--- Data provided ---
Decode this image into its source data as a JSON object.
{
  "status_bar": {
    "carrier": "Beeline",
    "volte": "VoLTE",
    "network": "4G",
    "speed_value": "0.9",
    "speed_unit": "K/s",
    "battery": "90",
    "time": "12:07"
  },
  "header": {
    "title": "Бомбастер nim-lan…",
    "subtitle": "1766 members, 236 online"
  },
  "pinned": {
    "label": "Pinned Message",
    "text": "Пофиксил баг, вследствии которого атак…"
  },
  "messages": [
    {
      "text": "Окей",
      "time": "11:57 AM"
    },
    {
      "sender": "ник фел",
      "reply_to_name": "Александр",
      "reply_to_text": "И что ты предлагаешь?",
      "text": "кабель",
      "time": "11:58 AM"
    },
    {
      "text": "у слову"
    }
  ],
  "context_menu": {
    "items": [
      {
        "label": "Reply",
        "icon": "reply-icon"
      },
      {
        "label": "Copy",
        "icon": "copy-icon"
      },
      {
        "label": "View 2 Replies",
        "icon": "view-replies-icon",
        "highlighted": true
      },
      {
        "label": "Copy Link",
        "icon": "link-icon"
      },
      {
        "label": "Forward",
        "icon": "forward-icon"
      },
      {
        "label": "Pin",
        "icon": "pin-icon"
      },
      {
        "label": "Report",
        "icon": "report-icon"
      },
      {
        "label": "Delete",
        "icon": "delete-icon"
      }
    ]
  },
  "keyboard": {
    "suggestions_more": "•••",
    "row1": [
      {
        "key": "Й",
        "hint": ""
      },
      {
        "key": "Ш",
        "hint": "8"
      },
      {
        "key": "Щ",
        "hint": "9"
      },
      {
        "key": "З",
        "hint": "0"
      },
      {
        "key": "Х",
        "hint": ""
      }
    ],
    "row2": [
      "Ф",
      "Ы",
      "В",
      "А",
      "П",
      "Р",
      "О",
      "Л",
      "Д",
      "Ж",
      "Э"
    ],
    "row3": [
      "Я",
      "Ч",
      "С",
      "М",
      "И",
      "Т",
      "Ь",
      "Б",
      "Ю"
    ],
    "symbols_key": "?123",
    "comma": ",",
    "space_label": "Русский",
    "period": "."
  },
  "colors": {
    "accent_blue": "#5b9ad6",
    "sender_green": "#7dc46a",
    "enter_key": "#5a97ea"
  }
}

--- Stated problem ---
From the data above, extract every line in its exact form.

--- Answer to the task ---
Decode this image into its source data as a JSON object.
{
  "status_bar": {
    "carrier": "Beeline",
    "volte": "VoLTE",
    "network": "4G",
    "speed_value": "0.9",
    "speed_unit": "K/s",
    "battery": "90",
    "time": "12:07"
  },
  "header": {
    "title": "Бомбастер nim-lan…",
    "subtitle": "1766 members, 236 online"
  },
  "pinned": {
    "label": "Pinned Message",
    "text": "Пофиксил баг, вследствии которого атак…"
  },
  "messages": [
    {
      "text": "Окей",
      "time": "11:57 AM"
    },
    {
      "sender": "ник фел",
      "reply_to_name": "Александр",
      "reply_to_text": "И что ты предлагаешь?",
      "text": "кабель",
      "time": "11:58 AM"
    },
    {
      "text": "у слову"
    }
  ],
  "context_menu": {
    "items": [
      {
        "label": "Reply",
        "icon": "reply-icon"
      },
      {
        "label": "Copy",
        "icon": "copy-icon"
      },
      {
        "label": "View 2 Replies",
        "icon": "view-replies-icon",
        "highlighted": true
      },
      {
        "label": "Copy Link",
        "icon": "link-icon"
      },
      {
        "label": "Forward",
        "icon": "forward-icon"
      },
      {
        "label": "Pin",
        "icon": "pin-icon"
      },
      {
        "label": "Report",
        "icon": "report-icon"
      },
      {
        "label": "Delete",
        "icon": "delete-icon"
      }
    ]
  },
  "keyboard": {
    "suggestions_more": "•••",
    "row1": [
      {
        "key": "Й",
        "hint": ""
      },
      {
        "key": "Ш",
        "hint": "8"
      },
      {
        "key": "Щ",
        "hint": "9"
      },
      {
        "key": "З",
        "hint": "0"
      },
      {
        "key": "Х",
        "hint": ""
      }
    ],
    "row2": [
      "Ф",
      "Ы",
      "В",
      "А",
      "П",
      "Р",
      "О",
      "Л",
      "Д",
      "Ж",
      "Э"
    ],
    "row3": [
      "Я",
      "Ч",
      "С",
      "М",
      "И",
      "Т",
      "Ь",
      "Б",
      "Ю"
    ],
    "symbols_key": "?123",
    "comma": ",",
    "space_label": "Русский",
    "period": "."
  },
  "colors": {
    "accent_blue": "#5b9ad6",
    "sender_green": "#7dc46a",
    "enter_key": "#5a97ea"
  }
}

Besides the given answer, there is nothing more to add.